*Exercise task*: Extract every line of the rows below and reproduce each one without any change.

Dataset rows
>> Start
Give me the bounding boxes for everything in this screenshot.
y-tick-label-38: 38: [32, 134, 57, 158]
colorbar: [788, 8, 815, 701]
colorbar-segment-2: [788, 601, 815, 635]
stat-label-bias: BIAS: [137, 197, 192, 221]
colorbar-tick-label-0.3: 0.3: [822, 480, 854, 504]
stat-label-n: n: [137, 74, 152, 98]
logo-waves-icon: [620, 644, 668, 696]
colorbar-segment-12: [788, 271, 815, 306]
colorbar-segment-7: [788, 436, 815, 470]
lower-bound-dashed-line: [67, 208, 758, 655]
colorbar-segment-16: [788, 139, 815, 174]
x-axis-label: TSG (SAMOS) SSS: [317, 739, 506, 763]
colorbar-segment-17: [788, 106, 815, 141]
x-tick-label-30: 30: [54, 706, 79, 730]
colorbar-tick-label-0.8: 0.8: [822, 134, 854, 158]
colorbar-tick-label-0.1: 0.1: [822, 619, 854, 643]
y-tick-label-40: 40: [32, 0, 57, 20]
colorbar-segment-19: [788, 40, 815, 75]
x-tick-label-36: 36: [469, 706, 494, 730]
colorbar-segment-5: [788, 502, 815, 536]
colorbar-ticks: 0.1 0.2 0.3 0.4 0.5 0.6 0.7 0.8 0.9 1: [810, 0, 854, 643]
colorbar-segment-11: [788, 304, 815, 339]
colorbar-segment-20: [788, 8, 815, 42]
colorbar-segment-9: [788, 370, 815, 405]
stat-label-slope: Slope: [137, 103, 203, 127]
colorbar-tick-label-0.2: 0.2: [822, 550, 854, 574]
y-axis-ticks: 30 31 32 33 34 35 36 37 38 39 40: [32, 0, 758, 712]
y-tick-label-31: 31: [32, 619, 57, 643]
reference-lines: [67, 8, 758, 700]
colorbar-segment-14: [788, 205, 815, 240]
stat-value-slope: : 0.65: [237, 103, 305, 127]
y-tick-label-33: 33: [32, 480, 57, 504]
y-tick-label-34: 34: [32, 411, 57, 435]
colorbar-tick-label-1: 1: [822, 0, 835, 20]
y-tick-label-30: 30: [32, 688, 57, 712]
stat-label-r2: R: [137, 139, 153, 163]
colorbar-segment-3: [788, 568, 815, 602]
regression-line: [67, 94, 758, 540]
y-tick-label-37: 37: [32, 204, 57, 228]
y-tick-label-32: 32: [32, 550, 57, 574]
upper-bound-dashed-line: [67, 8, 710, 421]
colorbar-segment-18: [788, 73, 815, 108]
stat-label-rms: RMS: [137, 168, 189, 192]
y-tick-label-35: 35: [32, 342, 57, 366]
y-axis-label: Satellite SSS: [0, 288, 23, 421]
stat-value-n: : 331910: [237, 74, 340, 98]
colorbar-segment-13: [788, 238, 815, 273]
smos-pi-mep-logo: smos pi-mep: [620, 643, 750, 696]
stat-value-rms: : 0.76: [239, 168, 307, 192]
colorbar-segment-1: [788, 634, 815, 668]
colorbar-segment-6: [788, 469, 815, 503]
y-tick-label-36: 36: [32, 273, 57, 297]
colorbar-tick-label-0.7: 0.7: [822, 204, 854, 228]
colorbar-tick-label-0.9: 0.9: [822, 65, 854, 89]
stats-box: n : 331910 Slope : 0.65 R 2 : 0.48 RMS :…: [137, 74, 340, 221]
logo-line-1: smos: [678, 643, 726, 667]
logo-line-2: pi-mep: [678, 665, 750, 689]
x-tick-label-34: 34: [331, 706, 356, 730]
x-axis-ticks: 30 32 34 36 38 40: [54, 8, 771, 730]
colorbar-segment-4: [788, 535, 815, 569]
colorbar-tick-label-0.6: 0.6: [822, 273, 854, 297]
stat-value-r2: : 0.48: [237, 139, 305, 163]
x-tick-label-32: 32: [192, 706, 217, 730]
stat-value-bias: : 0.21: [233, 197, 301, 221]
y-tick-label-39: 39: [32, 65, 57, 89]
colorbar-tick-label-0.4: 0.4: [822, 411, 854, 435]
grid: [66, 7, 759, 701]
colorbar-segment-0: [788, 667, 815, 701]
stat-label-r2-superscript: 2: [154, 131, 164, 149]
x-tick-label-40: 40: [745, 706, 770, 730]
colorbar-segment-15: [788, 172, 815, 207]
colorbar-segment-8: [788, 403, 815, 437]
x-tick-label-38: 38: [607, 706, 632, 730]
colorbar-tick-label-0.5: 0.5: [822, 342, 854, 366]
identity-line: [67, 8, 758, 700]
>> End
*Result of the task*:
Give me the bounding boxes for everything in this screenshot.
y-tick-label-38: 38: [32, 134, 57, 158]
colorbar: [788, 8, 815, 701]
colorbar-segment-2: [788, 601, 815, 635]
stat-label-bias: BIAS: [137, 197, 192, 221]
colorbar-tick-label-0.3: 0.3: [822, 480, 854, 504]
stat-label-n: n: [137, 74, 152, 98]
logo-waves-icon: [620, 644, 668, 696]
colorbar-segment-12: [788, 271, 815, 306]
colorbar-segment-7: [788, 436, 815, 470]
lower-bound-dashed-line: [67, 208, 758, 655]
colorbar-segment-16: [788, 139, 815, 174]
x-axis-label: TSG (SAMOS) SSS: [317, 739, 506, 763]
colorbar-segment-17: [788, 106, 815, 141]
x-tick-label-30: 30: [54, 706, 79, 730]
colorbar-tick-label-0.8: 0.8: [822, 134, 854, 158]
colorbar-tick-label-0.1: 0.1: [822, 619, 854, 643]
y-tick-label-40: 40: [32, 0, 57, 20]
colorbar-segment-19: [788, 40, 815, 75]
x-tick-label-36: 36: [469, 706, 494, 730]
colorbar-segment-5: [788, 502, 815, 536]
colorbar-ticks: 0.1 0.2 0.3 0.4 0.5 0.6 0.7 0.8 0.9 1: [810, 0, 854, 643]
colorbar-segment-11: [788, 304, 815, 339]
colorbar-segment-20: [788, 8, 815, 42]
colorbar-segment-9: [788, 370, 815, 405]
stat-label-slope: Slope: [137, 103, 203, 127]
colorbar-tick-label-0.2: 0.2: [822, 550, 854, 574]
y-axis-ticks: 30 31 32 33 34 35 36 37 38 39 40: [32, 0, 758, 712]
y-tick-label-31: 31: [32, 619, 57, 643]
reference-lines: [67, 8, 758, 700]
colorbar-segment-14: [788, 205, 815, 240]
stat-value-slope: : 0.65: [237, 103, 305, 127]
y-tick-label-33: 33: [32, 480, 57, 504]
y-tick-label-34: 34: [32, 411, 57, 435]
colorbar-tick-label-1: 1: [822, 0, 835, 20]
y-tick-label-30: 30: [32, 688, 57, 712]
stat-label-r2: R: [137, 139, 153, 163]
colorbar-segment-3: [788, 568, 815, 602]
regression-line: [67, 94, 758, 540]
y-tick-label-37: 37: [32, 204, 57, 228]
y-tick-label-32: 32: [32, 550, 57, 574]
upper-bound-dashed-line: [67, 8, 710, 421]
colorbar-segment-18: [788, 73, 815, 108]
stat-label-rms: RMS: [137, 168, 189, 192]
y-tick-label-35: 35: [32, 342, 57, 366]
y-axis-label: Satellite SSS: [0, 288, 23, 421]
stat-value-n: : 331910: [237, 74, 340, 98]
colorbar-segment-13: [788, 238, 815, 273]
smos-pi-mep-logo: smos pi-mep: [620, 643, 750, 696]
stat-value-rms: : 0.76: [239, 168, 307, 192]
colorbar-segment-1: [788, 634, 815, 668]
colorbar-segment-6: [788, 469, 815, 503]
y-tick-label-36: 36: [32, 273, 57, 297]
colorbar-tick-label-0.7: 0.7: [822, 204, 854, 228]
colorbar-tick-label-0.9: 0.9: [822, 65, 854, 89]
stats-box: n : 331910 Slope : 0.65 R 2 : 0.48 RMS :…: [137, 74, 340, 221]
logo-line-1: smos: [678, 643, 726, 667]
logo-line-2: pi-mep: [678, 665, 750, 689]
x-tick-label-34: 34: [331, 706, 356, 730]
x-axis-ticks: 30 32 34 36 38 40: [54, 8, 771, 730]
colorbar-segment-4: [788, 535, 815, 569]
colorbar-tick-label-0.6: 0.6: [822, 273, 854, 297]
stat-value-r2: : 0.48: [237, 139, 305, 163]
x-tick-label-32: 32: [192, 706, 217, 730]
stat-value-bias: : 0.21: [233, 197, 301, 221]
y-tick-label-39: 39: [32, 65, 57, 89]
colorbar-tick-label-0.4: 0.4: [822, 411, 854, 435]
grid: [66, 7, 759, 701]
colorbar-segment-0: [788, 667, 815, 701]
stat-label-r2-superscript: 2: [154, 131, 164, 149]
x-tick-label-40: 40: [745, 706, 770, 730]
colorbar-segment-15: [788, 172, 815, 207]
colorbar-segment-8: [788, 403, 815, 437]
x-tick-label-38: 38: [607, 706, 632, 730]
colorbar-tick-label-0.5: 0.5: [822, 342, 854, 366]
identity-line: [67, 8, 758, 700]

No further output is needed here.